§ SET PROBLEM
Comb through the entries for "name" and pull out each line that holds it.

§ THE RECORDS
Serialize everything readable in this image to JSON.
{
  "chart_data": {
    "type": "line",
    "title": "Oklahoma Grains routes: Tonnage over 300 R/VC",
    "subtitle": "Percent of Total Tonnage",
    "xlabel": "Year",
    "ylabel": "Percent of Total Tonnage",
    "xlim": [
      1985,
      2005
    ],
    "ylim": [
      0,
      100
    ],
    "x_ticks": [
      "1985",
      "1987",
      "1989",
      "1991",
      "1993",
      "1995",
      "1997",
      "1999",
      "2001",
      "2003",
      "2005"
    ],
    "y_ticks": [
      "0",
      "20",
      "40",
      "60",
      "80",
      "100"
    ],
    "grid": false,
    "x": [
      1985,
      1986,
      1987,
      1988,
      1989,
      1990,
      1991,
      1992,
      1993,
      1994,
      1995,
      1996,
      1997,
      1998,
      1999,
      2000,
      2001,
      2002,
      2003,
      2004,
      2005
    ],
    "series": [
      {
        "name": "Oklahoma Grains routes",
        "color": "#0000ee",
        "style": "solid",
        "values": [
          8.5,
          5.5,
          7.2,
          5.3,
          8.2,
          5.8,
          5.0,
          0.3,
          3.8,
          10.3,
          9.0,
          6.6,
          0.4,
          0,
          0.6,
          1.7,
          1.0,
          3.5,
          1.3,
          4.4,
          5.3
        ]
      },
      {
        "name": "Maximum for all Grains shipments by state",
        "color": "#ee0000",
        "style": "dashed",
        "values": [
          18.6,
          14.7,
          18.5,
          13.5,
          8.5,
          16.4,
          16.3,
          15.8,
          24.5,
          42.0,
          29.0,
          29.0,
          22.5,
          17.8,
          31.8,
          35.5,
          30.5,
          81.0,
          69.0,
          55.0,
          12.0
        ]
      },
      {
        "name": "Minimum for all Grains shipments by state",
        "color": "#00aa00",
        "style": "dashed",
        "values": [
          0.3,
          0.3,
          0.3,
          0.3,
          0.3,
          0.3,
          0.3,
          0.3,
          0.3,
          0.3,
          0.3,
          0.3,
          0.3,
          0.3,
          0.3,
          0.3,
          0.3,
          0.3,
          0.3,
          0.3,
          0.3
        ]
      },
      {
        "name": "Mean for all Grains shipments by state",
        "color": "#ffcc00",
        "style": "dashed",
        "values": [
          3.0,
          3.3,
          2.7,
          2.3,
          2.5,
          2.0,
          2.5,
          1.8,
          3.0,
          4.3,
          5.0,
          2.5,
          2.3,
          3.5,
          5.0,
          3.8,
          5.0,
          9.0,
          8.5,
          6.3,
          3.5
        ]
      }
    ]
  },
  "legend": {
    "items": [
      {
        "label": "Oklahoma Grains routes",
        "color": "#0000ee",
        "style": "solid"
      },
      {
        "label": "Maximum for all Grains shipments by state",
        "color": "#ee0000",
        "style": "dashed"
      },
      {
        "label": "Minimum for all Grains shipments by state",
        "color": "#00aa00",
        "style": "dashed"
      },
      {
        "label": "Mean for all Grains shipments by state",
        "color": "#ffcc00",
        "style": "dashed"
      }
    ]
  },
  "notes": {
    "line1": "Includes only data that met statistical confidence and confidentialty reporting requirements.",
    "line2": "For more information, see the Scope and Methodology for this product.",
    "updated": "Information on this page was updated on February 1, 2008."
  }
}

§ EXERCISE RESULT
        "name": "Oklahoma Grains routes",
        "name": "Maximum for all Grains shipments by state",
        "name": "Minimum for all Grains shipments by state",
        "name": "Mean for all Grains shipments by state",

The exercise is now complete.